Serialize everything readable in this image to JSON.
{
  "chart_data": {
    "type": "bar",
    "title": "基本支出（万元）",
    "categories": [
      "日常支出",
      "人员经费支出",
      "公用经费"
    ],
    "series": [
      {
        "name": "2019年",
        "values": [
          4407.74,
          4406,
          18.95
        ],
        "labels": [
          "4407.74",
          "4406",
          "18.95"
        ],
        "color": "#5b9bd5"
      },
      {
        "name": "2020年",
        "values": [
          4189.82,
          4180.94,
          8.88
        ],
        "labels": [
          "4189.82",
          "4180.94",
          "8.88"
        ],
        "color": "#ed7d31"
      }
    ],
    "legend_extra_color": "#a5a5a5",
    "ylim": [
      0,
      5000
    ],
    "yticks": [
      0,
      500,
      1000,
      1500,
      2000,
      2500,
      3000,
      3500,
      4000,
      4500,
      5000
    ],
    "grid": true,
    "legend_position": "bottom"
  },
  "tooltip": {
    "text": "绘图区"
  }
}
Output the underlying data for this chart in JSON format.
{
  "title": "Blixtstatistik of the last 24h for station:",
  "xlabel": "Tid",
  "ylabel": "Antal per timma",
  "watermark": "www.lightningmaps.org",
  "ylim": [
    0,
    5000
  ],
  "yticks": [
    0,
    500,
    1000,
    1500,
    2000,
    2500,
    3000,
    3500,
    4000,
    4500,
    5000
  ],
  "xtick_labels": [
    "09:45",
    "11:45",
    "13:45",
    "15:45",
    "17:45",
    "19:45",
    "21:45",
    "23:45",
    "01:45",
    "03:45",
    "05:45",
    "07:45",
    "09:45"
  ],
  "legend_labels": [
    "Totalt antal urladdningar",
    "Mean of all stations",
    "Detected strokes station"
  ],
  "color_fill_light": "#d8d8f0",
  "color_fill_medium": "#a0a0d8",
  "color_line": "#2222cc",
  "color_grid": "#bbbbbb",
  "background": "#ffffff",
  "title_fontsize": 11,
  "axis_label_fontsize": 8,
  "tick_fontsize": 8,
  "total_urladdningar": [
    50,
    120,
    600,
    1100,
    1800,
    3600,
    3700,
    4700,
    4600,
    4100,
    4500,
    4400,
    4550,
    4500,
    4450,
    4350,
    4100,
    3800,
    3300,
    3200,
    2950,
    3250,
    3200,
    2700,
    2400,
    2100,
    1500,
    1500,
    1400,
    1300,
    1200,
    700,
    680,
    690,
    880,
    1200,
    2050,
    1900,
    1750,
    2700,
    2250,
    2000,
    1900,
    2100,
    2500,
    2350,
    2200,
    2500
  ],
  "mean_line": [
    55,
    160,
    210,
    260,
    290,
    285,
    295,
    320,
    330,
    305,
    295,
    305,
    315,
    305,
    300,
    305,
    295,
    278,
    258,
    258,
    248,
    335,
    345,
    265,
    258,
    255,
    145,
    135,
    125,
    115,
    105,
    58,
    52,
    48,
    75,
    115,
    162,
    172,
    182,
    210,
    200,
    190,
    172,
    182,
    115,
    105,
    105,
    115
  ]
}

┄┄┄┄┄┄

# [Stated goal]
Restate the listing above word for word.

# [Result below]
Serialize everything readable in this image to JSON.
{
  "chart_data": {
    "type": "bar",
    "title": "基本支出（万元）",
    "categories": [
      "日常支出",
      "人员经费支出",
      "公用经费"
    ],
    "series": [
      {
        "name": "2019年",
        "values": [
          4407.74,
          4406,
          18.95
        ],
        "labels": [
          "4407.74",
          "4406",
          "18.95"
        ],
        "color": "#5b9bd5"
      },
      {
        "name": "2020年",
        "values": [
          4189.82,
          4180.94,
          8.88
        ],
        "labels": [
          "4189.82",
          "4180.94",
          "8.88"
        ],
        "color": "#ed7d31"
      }
    ],
    "legend_extra_color": "#a5a5a5",
    "ylim": [
      0,
      5000
    ],
    "yticks": [
      0,
      500,
      1000,
      1500,
      2000,
      2500,
      3000,
      3500,
      4000,
      4500,
      5000
    ],
    "grid": true,
    "legend_position": "bottom"
  },
  "tooltip": {
    "text": "绘图区"
  }
}
Output the underlying data for this chart in JSON format.
{
  "title": "Blixtstatistik of the last 24h for station:",
  "xlabel": "Tid",
  "ylabel": "Antal per timma",
  "watermark": "www.lightningmaps.org",
  "ylim": [
    0,
    5000
  ],
  "yticks": [
    0,
    500,
    1000,
    1500,
    2000,
    2500,
    3000,
    3500,
    4000,
    4500,
    5000
  ],
  "xtick_labels": [
    "09:45",
    "11:45",
    "13:45",
    "15:45",
    "17:45",
    "19:45",
    "21:45",
    "23:45",
    "01:45",
    "03:45",
    "05:45",
    "07:45",
    "09:45"
  ],
  "legend_labels": [
    "Totalt antal urladdningar",
    "Mean of all stations",
    "Detected strokes station"
  ],
  "color_fill_light": "#d8d8f0",
  "color_fill_medium": "#a0a0d8",
  "color_line": "#2222cc",
  "color_grid": "#bbbbbb",
  "background": "#ffffff",
  "title_fontsize": 11,
  "axis_label_fontsize": 8,
  "tick_fontsize": 8,
  "total_urladdningar": [
    50,
    120,
    600,
    1100,
    1800,
    3600,
    3700,
    4700,
    4600,
    4100,
    4500,
    4400,
    4550,
    4500,
    4450,
    4350,
    4100,
    3800,
    3300,
    3200,
    2950,
    3250,
    3200,
    2700,
    2400,
    2100,
    1500,
    1500,
    1400,
    1300,
    1200,
    700,
    680,
    690,
    880,
    1200,
    2050,
    1900,
    1750,
    2700,
    2250,
    2000,
    1900,
    2100,
    2500,
    2350,
    2200,
    2500
  ],
  "mean_line": [
    55,
    160,
    210,
    260,
    290,
    285,
    295,
    320,
    330,
    305,
    295,
    305,
    315,
    305,
    300,
    305,
    295,
    278,
    258,
    258,
    248,
    335,
    345,
    265,
    258,
    255,
    145,
    135,
    125,
    115,
    105,
    58,
    52,
    48,
    75,
    115,
    162,
    172,
    182,
    210,
    200,
    190,
    172,
    182,
    115,
    105,
    105,
    115
  ]
}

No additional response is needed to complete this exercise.